▸ Work to do
Each record is to be transcribed exactly.

(Dataset entries on figures)
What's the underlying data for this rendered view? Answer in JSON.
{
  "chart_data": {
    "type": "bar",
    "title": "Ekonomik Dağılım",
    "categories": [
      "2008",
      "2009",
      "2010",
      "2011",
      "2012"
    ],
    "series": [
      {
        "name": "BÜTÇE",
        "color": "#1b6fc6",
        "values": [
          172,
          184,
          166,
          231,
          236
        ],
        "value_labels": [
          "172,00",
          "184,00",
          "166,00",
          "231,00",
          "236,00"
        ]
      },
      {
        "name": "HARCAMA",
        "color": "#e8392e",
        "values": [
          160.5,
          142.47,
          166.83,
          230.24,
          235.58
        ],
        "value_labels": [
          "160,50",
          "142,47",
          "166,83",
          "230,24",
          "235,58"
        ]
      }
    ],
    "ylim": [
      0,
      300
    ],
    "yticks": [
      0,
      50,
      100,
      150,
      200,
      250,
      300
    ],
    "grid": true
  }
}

▸ Reply
What's the underlying data for this rendered view? Answer in JSON.
{
  "chart_data": {
    "type": "bar",
    "title": "Ekonomik Dağılım",
    "categories": [
      "2008",
      "2009",
      "2010",
      "2011",
      "2012"
    ],
    "series": [
      {
        "name": "BÜTÇE",
        "color": "#1b6fc6",
        "values": [
          172,
          184,
          166,
          231,
          236
        ],
        "value_labels": [
          "172,00",
          "184,00",
          "166,00",
          "231,00",
          "236,00"
        ]
      },
      {
        "name": "HARCAMA",
        "color": "#e8392e",
        "values": [
          160.5,
          142.47,
          166.83,
          230.24,
          235.58
        ],
        "value_labels": [
          "160,50",
          "142,47",
          "166,83",
          "230,24",
          "235,58"
        ]
      }
    ],
    "ylim": [
      0,
      300
    ],
    "yticks": [
      0,
      50,
      100,
      150,
      200,
      250,
      300
    ],
    "grid": true
  }
}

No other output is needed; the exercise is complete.